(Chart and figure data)
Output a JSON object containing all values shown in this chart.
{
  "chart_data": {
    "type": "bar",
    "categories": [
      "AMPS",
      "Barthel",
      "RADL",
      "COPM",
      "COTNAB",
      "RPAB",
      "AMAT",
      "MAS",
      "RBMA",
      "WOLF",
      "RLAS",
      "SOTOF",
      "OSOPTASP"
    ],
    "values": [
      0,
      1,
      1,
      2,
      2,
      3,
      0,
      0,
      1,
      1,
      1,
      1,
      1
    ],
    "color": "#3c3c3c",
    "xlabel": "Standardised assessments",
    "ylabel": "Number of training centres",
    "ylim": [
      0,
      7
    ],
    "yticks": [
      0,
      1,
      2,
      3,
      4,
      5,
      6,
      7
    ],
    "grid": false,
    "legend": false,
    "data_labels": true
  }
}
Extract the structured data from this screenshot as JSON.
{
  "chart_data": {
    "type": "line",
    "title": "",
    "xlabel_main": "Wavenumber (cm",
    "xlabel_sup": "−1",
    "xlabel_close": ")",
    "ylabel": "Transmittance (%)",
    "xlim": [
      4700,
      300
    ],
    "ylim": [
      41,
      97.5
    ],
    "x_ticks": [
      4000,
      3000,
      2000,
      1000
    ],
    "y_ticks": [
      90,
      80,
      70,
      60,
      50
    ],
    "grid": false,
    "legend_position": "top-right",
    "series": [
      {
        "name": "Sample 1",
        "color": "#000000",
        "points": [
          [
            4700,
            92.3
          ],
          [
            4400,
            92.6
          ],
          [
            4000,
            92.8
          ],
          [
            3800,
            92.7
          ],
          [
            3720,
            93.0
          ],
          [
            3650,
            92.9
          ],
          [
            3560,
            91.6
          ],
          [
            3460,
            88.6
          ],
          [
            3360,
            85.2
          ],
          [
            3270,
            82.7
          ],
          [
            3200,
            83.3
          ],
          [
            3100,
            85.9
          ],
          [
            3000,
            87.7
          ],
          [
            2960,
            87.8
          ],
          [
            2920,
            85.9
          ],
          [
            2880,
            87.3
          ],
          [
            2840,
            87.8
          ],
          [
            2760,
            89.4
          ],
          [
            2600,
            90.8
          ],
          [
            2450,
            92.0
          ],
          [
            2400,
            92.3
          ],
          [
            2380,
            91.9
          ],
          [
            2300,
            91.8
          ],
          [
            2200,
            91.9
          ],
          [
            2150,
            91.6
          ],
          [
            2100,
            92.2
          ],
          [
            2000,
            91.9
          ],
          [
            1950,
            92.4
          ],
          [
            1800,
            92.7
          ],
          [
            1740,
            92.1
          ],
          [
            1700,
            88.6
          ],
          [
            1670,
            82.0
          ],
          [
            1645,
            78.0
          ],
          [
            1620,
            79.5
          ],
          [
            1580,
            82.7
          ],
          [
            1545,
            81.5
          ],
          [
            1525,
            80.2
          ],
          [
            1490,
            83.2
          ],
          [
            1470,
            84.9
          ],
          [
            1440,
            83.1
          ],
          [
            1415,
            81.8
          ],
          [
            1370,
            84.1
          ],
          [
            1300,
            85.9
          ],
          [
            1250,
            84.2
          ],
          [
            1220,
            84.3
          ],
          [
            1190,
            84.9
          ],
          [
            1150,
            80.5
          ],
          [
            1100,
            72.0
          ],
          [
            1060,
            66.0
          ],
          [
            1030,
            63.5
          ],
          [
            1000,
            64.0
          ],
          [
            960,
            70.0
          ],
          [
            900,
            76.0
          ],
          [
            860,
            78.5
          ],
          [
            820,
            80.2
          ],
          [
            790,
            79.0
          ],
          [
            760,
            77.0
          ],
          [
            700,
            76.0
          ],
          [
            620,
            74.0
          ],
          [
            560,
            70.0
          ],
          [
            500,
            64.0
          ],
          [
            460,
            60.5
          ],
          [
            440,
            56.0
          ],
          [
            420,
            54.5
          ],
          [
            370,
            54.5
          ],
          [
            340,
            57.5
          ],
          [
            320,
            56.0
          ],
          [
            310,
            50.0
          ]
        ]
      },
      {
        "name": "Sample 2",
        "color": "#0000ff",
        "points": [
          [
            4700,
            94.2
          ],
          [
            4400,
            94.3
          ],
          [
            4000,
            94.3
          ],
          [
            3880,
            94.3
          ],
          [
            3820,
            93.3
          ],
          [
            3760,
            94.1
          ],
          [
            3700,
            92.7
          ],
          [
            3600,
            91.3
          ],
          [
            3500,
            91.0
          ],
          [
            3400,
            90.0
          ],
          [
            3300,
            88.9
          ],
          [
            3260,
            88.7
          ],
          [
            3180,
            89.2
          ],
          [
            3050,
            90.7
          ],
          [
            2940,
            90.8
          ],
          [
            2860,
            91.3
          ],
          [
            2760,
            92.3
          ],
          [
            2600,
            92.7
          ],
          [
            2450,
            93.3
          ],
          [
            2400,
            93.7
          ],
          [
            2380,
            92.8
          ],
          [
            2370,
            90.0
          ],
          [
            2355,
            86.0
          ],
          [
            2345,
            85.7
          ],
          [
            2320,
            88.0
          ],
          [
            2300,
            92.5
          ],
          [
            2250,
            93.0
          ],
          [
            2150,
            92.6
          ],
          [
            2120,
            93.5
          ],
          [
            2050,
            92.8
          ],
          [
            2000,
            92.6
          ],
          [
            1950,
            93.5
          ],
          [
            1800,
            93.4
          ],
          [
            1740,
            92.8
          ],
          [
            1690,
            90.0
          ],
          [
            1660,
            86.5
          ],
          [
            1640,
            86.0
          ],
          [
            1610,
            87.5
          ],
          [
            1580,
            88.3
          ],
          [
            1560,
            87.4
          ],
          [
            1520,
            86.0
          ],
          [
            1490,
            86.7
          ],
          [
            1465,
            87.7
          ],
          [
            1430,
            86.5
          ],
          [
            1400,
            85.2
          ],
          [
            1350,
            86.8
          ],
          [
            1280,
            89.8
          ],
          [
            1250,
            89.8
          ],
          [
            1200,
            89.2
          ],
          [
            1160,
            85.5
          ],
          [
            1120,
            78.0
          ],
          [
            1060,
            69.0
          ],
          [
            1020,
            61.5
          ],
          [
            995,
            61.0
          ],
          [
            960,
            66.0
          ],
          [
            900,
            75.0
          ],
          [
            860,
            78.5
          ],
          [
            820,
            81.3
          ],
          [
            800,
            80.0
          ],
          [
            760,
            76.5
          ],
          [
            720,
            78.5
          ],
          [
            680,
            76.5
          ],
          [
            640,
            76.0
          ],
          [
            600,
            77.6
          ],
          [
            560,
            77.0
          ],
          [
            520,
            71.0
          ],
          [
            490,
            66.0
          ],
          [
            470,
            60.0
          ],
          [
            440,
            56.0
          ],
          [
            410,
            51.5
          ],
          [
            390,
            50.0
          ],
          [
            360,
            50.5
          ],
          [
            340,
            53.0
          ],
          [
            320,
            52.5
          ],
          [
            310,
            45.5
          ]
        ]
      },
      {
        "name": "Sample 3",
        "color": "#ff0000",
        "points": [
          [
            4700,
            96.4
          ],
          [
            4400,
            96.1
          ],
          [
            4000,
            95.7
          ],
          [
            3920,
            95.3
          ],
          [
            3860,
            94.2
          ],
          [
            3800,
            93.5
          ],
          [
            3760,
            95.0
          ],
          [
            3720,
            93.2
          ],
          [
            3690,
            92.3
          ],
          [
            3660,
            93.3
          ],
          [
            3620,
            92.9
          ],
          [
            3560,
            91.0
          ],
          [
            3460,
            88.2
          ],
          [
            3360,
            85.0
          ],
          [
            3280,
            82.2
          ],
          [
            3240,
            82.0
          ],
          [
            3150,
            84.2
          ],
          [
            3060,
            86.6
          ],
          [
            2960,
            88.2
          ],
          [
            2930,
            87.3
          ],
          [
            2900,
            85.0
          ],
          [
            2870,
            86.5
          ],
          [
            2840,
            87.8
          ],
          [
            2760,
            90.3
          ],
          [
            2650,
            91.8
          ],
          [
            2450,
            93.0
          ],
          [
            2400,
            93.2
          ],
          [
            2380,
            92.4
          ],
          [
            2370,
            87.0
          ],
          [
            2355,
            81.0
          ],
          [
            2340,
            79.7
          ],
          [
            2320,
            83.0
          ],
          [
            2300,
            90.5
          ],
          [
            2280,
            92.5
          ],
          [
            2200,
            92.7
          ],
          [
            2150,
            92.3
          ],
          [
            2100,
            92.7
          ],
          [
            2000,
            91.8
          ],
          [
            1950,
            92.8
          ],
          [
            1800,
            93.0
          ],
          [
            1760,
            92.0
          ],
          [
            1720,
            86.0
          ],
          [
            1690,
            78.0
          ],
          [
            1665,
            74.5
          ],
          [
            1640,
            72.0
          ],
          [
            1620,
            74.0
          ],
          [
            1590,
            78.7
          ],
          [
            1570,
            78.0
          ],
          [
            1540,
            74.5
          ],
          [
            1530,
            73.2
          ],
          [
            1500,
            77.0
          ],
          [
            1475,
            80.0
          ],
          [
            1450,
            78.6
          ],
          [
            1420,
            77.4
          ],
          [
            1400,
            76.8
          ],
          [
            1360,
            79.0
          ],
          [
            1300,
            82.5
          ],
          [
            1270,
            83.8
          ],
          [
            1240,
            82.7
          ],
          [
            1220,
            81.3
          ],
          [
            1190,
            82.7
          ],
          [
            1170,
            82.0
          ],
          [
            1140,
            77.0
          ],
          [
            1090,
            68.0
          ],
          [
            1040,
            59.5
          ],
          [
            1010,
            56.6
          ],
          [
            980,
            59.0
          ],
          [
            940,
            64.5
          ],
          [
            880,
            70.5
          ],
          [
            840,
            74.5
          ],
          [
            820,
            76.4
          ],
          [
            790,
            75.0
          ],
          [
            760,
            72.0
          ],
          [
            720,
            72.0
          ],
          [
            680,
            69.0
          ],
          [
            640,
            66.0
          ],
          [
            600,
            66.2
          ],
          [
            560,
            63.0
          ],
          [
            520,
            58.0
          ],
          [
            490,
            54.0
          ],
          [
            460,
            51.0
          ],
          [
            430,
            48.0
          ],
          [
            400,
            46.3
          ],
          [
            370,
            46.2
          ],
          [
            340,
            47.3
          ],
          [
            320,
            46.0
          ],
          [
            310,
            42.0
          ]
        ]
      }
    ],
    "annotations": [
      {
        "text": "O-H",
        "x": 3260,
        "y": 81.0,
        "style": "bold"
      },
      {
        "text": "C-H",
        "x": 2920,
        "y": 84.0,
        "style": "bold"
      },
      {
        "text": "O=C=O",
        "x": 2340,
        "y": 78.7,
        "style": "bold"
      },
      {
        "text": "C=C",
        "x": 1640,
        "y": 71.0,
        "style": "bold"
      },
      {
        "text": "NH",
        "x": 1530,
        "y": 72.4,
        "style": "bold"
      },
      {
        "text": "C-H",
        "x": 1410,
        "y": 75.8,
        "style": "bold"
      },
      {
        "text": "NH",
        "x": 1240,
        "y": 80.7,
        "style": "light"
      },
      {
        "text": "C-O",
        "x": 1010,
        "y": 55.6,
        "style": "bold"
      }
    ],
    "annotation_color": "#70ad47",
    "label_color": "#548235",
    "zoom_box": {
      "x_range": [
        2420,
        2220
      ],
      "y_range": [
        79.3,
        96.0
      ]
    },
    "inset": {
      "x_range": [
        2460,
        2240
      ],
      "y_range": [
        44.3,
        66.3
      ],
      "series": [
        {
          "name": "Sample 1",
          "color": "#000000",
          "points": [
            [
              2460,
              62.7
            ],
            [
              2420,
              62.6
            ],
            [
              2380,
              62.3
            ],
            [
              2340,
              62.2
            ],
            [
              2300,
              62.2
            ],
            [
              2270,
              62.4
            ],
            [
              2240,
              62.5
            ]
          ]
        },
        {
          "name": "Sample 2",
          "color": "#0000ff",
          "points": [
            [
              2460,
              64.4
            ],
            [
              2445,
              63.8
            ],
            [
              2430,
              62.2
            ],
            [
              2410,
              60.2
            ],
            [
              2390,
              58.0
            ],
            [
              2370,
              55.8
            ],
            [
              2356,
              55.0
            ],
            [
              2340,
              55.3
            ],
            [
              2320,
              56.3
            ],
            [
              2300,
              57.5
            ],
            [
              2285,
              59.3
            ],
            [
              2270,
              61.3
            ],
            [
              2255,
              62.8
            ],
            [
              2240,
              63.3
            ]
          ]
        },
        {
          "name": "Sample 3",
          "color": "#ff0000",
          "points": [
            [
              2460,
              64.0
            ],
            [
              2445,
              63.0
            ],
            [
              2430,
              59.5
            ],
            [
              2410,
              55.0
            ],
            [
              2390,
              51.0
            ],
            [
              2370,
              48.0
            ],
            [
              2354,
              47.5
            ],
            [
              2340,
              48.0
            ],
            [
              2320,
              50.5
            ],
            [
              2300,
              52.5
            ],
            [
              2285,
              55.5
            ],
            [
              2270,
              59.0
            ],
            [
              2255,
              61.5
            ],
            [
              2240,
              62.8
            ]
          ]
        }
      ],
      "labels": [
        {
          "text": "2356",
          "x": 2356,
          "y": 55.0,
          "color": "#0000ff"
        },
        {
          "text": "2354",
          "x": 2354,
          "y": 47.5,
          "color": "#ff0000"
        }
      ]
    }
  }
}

◆ **Stated problem**:
Say how many lines include the word "ylabel"; reply with the number alone.

◆ **Answer for this exercise**:
2